** Begin RECORDS SHOWN **

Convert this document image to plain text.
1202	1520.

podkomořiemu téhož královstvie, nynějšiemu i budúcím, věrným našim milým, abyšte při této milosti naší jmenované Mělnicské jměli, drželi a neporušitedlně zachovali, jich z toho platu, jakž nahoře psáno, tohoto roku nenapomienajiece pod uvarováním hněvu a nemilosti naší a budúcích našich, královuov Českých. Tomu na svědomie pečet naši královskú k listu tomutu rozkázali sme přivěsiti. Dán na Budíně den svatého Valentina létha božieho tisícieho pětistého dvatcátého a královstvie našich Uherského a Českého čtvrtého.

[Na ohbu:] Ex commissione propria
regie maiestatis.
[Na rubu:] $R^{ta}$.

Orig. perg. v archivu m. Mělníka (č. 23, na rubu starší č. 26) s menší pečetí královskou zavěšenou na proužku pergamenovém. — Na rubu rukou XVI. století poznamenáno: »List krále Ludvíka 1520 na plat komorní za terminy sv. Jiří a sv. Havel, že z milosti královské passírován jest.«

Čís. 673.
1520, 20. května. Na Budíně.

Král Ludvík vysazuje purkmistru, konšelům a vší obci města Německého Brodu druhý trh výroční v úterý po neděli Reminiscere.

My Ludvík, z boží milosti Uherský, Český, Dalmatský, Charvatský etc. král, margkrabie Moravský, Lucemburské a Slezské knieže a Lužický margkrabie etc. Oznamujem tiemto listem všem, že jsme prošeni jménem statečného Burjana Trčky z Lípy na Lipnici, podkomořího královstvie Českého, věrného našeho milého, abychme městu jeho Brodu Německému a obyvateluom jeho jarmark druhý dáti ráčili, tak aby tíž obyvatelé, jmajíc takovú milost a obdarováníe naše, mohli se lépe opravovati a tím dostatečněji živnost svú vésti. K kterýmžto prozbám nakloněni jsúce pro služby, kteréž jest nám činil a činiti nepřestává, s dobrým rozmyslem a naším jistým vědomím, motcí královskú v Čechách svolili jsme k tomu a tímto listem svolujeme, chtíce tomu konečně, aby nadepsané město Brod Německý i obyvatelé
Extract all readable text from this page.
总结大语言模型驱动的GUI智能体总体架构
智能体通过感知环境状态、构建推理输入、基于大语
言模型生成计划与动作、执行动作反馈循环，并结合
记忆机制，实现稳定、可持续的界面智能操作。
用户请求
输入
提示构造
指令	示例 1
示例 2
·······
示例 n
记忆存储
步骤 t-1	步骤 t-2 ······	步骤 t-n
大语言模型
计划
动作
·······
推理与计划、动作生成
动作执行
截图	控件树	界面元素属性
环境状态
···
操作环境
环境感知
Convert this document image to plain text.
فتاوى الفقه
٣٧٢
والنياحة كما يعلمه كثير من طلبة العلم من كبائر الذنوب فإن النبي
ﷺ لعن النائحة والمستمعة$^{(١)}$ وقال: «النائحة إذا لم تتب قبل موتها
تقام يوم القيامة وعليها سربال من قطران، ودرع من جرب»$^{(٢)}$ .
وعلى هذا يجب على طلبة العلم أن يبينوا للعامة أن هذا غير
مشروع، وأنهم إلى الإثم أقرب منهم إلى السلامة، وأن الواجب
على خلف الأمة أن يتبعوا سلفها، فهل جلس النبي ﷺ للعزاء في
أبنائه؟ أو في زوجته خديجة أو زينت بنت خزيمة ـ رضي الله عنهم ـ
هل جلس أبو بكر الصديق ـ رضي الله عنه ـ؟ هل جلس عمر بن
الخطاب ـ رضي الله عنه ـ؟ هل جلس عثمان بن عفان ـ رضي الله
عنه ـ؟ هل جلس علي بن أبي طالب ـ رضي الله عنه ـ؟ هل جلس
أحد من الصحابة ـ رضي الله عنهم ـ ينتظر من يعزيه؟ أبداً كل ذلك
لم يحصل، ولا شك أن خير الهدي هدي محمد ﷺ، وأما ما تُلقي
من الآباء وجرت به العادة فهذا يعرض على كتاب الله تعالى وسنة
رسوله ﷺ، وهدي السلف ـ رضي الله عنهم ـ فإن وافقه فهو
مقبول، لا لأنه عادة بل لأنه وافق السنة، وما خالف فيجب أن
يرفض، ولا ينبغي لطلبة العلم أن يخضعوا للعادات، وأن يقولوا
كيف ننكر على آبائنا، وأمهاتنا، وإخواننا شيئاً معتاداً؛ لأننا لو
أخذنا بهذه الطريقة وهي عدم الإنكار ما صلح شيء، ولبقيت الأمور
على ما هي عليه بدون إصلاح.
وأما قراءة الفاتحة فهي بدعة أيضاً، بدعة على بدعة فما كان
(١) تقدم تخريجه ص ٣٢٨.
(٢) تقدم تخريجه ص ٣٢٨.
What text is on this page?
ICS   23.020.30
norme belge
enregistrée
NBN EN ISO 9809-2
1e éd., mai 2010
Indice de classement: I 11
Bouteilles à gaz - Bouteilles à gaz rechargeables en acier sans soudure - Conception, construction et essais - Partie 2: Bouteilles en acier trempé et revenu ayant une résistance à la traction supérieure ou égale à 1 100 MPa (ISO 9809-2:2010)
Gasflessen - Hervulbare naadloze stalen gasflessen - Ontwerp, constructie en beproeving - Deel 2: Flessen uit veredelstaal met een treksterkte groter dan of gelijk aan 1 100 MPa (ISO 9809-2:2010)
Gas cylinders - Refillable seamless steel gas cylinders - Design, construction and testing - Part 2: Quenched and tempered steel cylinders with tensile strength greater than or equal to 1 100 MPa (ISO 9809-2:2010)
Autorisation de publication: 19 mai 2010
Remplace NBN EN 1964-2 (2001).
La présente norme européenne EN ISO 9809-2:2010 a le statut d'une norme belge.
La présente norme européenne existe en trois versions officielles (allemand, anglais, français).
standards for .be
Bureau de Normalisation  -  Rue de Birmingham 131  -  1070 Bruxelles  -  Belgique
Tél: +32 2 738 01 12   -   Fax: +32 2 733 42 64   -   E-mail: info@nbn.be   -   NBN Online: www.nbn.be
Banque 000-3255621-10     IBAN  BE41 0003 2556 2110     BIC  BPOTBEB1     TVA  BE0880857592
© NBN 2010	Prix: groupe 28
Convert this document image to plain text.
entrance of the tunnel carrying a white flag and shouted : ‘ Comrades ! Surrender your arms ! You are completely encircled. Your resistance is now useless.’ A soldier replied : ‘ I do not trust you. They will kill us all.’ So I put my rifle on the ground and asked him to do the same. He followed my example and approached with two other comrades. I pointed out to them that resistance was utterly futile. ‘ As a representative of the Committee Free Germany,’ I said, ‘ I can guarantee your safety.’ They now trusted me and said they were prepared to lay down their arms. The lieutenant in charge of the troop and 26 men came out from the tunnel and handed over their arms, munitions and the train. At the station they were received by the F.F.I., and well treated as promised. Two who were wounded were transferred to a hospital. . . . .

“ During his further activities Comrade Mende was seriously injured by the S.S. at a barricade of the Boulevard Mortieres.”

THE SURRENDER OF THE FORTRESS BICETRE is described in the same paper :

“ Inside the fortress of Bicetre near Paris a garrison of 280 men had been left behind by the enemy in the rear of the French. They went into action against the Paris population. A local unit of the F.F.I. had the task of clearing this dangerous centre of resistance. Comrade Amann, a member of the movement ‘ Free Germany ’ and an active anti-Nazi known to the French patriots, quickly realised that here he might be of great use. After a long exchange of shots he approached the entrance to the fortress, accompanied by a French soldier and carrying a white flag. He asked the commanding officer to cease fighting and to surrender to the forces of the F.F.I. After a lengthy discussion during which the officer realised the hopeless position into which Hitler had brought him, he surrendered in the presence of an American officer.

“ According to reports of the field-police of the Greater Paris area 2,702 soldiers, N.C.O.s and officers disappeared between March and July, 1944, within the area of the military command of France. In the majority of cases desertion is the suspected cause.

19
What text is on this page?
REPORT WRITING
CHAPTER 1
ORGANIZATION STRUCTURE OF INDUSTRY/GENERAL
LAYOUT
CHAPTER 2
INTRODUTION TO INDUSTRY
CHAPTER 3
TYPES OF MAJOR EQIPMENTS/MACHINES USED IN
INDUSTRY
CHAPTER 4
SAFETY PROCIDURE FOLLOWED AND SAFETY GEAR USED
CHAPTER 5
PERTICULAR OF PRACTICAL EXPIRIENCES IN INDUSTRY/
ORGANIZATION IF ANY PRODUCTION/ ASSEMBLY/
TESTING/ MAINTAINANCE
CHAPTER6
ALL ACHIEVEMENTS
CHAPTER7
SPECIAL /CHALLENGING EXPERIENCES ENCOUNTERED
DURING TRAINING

** End RECORDS SHOWN **

WORK REQUIRED – Copy, from the material, each line that holds the string "rubu".

PROBLEM SOLUTION –
[Na rubu:] $R^{ta}$.
Orig. perg. v archivu m. Mělníka (č. 23, na rubu starší č. 26) s menší pečetí královskou zavěšenou na proužku pergamenovém. — Na rubu rukou XVI. století poznamenáno: »List krále Ludvíka 1520 na plat komorní za terminy sv. Jiří a sv. Havel, že z milosti královské passírován jest.«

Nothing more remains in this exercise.